#### LIST OF TASKS
**A.** In the article on Wisconsin's 2024 election, how many points separated the voting of the most and least college-educated wards in 2024?
**B.** Pick up the article on Wisconsin's 2024 election after its last sentence and keep writing.

** Start QUOTED TEXT **

How Wisconsin Split Its Ticket Once Again

What Ward Data Shows About Shifting Support by Education, Race, Age, Income, and More

Donald Trump won Wisconsin’s 2024 presidential election by just shy of 30,000 votes, after losing the state by 21,000 in 2000 and winning by 23,000 in 2016. Meanwhile, Tammy Baldwin won reelection by a similarly slim 29,000 votes. This, after Ron Johnson won his 2022 reelection campaign by 27,000 votes.

While other parts of the country (e.g., New York, New Jersey) saw big swings to the right, Wisconsin shifted more modestly. Trump eked out a win, but not by enough to pull Eric Hovde along with him. Republicans won most of the competitive seats in the State Assembly, likely keeping a comfortable 9-seat advantage. But Democrats swept all 4 State Senate targets, making them marginal favorites to win the chamber in 2026.

What the 2024 Republican swing lacked in magnitude it made up in its breadth across Wisconsin. Communities of all kinds moved toward the Republicans. Trump improved over 2020 in all but 4 of the state’s counties.

Trump increased his vote share since 2020 in 70% of the state’s municipalities and 62% of its wards. Here are 5 graphs showing how Wisconsin wards have trended since 2016.

Click here for an interactive map of all Wisconsin wards.

Education

As everyone knows by now, our electorate is increasingly polarized by education. The least college-educated places vote more for Trump and the most educated places have shifted toward the Democrats. That was the trend between 2016 and 2020 anyway.

A big part of why Trump won Wisconsin in 2024 is that he continued to make gains in the wards with the lowest levels of college education, while Harris only matched Biden’s performance in the most educated wards.

Still, the net gap has expanded from 22 points separating how the most and least-educated wards voted in 2016 to 33 points in 2020 and 36 points in 2024.

** End QUOTED TEXT **
** Start RECORDS PROVIDED **

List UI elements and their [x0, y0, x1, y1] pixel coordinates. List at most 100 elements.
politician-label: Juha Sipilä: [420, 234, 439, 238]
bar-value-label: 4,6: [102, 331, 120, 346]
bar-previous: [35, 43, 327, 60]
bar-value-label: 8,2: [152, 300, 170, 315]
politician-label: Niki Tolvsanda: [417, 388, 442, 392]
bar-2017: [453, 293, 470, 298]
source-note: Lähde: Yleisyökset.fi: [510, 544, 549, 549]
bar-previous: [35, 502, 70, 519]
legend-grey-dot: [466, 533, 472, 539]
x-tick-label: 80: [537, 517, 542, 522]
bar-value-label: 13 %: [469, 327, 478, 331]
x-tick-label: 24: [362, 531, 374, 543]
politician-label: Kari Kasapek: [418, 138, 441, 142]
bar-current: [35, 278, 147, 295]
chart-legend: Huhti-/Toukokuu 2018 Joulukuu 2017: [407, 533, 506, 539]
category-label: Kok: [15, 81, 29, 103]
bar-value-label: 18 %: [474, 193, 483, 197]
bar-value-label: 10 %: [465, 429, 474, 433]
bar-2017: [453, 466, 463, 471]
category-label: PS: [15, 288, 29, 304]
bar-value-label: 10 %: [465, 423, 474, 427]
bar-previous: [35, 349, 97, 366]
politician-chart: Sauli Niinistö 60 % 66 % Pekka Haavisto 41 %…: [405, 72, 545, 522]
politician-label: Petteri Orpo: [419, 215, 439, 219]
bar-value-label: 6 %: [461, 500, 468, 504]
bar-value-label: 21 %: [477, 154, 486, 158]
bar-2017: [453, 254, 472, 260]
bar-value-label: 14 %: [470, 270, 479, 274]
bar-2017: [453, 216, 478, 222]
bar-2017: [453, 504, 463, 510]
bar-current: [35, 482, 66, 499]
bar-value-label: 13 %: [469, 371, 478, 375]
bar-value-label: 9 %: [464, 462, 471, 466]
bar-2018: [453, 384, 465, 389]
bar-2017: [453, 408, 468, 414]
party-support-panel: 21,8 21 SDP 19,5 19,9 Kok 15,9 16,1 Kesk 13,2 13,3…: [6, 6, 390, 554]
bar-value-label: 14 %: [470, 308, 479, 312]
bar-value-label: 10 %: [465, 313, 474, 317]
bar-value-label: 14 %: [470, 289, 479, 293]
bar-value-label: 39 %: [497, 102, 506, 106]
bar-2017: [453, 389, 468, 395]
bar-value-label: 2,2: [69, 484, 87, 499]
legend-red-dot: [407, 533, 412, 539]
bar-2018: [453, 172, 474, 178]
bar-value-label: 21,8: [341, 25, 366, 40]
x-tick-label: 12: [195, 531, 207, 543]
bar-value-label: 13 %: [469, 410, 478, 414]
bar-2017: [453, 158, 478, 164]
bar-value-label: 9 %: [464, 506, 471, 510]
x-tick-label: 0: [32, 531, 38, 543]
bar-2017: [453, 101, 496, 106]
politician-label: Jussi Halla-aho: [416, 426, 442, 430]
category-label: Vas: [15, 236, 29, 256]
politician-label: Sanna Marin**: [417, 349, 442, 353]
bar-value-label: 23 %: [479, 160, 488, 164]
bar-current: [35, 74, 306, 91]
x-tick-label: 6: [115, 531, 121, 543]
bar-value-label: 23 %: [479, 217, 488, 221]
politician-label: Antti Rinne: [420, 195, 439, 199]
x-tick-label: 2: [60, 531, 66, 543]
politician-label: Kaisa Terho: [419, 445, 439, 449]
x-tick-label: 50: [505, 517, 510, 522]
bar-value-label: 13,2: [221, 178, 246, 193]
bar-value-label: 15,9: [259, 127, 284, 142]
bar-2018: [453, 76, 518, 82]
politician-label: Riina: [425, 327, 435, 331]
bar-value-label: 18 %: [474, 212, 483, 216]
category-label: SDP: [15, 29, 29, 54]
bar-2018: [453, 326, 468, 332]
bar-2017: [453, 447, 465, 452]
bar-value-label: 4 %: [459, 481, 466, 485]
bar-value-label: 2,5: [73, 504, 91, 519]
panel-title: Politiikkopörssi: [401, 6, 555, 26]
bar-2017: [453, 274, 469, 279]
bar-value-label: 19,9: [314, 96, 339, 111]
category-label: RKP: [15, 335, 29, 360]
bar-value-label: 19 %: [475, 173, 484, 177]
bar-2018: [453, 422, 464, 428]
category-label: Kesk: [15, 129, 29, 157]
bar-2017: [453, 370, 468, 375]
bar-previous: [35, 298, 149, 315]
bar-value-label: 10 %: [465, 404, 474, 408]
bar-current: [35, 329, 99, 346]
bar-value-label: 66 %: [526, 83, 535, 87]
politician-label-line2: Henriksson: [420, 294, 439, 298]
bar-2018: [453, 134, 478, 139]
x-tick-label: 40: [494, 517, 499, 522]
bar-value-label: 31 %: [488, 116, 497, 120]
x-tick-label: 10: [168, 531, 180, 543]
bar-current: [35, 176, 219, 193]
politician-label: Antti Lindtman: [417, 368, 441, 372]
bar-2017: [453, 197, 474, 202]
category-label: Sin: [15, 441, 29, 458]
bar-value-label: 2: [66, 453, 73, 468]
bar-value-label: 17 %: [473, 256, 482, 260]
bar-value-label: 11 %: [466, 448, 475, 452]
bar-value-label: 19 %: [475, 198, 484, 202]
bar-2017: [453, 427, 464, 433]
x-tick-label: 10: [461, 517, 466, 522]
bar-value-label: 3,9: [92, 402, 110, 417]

** End RECORDS PROVIDED **

#### ANSWERS
**A.** 36 points.

**B.**
graph showing trends in party support by education

Age

Young people are more liberal and old people more conservative, but in recent years these differences haven’t grown much—at least at the ward level. The oldest wards moved toward Trump by about 1 point in 2024, similar to the state average. Notably, the youngest set of wards, while still very Democratic, shifted 3 points toward Trump.

Graph shows trends in partisan support by age

Population density

You can guess a lot about a ward’s political lean just by knowing how densely populated it is. But the gap between sparsely and densely populated places didn’t grow in 2024. Trump’s performance improved by a point or two in both the least and most dense places.

Trends in partisan support by population density

Race/ethnicity

Wisconsin doesn’t collect race in its voter registration data, so, to make this graph, I aggregated 2020 census block data into ward boundaries. By my count, there are 153 majority Black wards, 53 majority Hispanic/Latino wards, and 3,063 majority (non-Hispanic) white wards.

Taken as a whole, the majority white wards lean slightly Republican. Trump’s 2024 vote share fell halfway between his 2016 and 2020 performance. Baldwin’s vote share fell 9 points from 2018, but improved by 2 points over Mandela Barnes’ 2022 senate run.

In the majority Black wards, the Democratic vote share remains very high but has slipped by 1-3 points in each of the past elections.

The big change is in the relatively small set of majority Hispanic wards. The Democratic margin of victory fell from 61 points in 2016 to 52 in 2020 and 42 in 2024.

This sort of correlation runs the risk of the ecological fallacy, but the patterns here are consistent with trends in other cities and survey data.

Trends in partisan support by race/ethnicity

Income

My final graph is possibly the strangest out of this set. It shows partisan support by per capita income, with the poorest wards on the left and the wealthiest on the right.

It is exactly these two kinds of places that are the base of the Democratic party. Democrats are strongest in the poorest fifth of wards, followed by the wealthiest fifth. Lately, Republicans have won everything in between.

Setting aside their baseline level of support, this graph also shows which places are growing more or less enthusiastic about the parties. Donald Trump and Hilary Clinton tied in the wealthiest fifth of wards in 2016. Biden and Harris each won them by 6 points.

Meanwhile, the Democratic margin of victory in the poorest fifth of wards slid from 19 points in 2016 to 16 in 2020 and 12 in 2024.

Trends in partisan support by income

About this data

Throughout this article I use “wards” to refer to what are technically “reporting units.” In Wisconsin, municipal clerks in small towns are allowed, under certain circumstances, to combine multiple wards into larger reporting units. This reduces administrative load and helps protect voter privacy.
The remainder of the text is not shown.